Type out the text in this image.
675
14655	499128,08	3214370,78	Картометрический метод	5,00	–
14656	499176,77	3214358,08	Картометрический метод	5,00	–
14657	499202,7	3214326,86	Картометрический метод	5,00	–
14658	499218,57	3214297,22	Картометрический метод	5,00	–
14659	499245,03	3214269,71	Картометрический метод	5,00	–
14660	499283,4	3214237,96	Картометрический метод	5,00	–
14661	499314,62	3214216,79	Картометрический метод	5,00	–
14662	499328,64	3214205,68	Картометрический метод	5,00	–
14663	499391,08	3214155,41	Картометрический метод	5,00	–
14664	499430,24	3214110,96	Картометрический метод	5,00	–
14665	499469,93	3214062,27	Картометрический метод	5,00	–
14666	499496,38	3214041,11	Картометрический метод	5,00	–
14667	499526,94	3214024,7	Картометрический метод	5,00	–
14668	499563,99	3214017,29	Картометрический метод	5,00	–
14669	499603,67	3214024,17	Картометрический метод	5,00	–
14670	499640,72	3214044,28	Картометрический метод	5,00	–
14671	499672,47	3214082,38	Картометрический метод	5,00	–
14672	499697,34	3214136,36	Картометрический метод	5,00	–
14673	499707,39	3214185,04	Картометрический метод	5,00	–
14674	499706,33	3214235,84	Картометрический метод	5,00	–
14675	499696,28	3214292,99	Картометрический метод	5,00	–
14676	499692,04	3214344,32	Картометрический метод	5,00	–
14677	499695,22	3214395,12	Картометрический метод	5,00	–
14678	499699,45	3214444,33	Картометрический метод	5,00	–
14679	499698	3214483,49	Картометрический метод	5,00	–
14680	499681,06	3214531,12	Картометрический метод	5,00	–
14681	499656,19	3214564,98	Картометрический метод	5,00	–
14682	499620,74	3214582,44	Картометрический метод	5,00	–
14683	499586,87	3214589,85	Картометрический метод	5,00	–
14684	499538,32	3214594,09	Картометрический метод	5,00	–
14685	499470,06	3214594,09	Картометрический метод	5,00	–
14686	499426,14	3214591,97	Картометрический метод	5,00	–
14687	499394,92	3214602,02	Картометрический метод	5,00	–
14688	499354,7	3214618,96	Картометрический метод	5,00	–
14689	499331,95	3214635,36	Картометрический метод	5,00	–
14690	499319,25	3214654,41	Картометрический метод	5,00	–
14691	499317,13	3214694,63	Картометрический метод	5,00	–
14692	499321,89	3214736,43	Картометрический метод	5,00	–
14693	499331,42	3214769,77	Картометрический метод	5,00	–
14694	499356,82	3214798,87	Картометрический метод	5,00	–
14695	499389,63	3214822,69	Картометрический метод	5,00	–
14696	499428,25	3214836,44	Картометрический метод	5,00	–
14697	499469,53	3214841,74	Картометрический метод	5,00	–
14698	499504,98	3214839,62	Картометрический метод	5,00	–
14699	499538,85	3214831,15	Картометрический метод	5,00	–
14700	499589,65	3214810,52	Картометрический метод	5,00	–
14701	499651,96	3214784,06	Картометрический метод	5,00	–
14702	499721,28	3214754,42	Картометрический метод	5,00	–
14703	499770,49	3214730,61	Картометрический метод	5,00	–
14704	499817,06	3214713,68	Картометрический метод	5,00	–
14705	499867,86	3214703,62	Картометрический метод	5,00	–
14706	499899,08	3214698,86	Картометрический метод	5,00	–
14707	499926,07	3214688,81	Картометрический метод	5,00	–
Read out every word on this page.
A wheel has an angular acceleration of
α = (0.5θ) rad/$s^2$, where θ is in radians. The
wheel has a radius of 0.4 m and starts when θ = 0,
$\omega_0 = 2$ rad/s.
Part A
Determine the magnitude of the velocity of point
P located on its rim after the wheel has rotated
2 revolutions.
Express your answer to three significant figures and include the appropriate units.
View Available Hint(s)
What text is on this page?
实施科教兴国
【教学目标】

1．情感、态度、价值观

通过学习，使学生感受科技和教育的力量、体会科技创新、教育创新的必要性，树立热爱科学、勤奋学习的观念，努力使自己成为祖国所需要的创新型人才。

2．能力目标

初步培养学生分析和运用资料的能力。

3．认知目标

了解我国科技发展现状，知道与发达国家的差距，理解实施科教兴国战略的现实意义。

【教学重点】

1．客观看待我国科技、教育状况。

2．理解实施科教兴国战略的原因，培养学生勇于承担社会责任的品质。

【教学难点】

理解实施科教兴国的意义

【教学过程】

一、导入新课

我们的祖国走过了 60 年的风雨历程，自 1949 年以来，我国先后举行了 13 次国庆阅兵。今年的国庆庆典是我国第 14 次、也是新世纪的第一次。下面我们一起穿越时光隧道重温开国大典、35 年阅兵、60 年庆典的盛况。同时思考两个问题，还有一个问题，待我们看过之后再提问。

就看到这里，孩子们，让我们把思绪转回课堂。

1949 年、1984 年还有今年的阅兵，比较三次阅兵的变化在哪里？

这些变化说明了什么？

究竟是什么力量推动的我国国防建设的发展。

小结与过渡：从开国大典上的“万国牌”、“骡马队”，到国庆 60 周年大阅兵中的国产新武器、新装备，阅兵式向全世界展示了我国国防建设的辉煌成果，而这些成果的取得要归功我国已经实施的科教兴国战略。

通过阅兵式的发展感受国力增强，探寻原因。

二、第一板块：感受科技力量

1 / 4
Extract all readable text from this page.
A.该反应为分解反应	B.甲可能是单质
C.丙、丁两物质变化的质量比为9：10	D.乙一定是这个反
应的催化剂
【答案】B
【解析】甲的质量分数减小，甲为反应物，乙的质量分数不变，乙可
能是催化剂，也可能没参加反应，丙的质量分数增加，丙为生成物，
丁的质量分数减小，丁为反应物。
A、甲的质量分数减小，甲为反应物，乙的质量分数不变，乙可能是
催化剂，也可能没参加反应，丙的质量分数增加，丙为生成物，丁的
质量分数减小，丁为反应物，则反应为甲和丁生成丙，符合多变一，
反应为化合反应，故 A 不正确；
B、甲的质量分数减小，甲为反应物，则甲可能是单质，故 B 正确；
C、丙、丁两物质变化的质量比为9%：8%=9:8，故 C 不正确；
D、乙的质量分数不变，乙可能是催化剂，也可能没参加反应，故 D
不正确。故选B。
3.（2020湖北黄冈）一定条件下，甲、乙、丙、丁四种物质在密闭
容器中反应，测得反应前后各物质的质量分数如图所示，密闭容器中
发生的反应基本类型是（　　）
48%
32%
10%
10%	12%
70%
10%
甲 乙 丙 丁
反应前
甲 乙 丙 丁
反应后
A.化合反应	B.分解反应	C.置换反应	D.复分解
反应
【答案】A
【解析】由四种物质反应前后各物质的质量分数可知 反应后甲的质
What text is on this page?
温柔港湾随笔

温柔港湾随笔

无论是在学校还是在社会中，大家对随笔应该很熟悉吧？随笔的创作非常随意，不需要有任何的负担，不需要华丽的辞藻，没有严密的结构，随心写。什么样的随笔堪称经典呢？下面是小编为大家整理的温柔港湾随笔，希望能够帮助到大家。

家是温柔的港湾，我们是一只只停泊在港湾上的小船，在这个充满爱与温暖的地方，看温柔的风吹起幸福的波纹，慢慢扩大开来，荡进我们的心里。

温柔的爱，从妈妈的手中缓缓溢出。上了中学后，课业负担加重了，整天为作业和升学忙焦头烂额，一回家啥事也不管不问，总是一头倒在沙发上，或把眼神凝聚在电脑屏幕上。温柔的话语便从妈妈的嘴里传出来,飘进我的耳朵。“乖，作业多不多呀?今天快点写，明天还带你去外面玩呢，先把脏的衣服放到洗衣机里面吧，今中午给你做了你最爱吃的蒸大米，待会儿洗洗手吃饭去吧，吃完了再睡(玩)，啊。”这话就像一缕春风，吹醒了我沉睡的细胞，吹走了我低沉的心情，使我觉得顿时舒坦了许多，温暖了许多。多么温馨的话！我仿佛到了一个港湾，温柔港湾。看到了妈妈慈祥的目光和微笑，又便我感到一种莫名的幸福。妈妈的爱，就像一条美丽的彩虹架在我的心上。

Aim: All lines above with "丁为反应物" in them should be returned.

Completed task:
丁的质量分数减小，丁为反应物。
质量分数减小，丁为反应物，则反应为甲和丁生成丙，符合多变一，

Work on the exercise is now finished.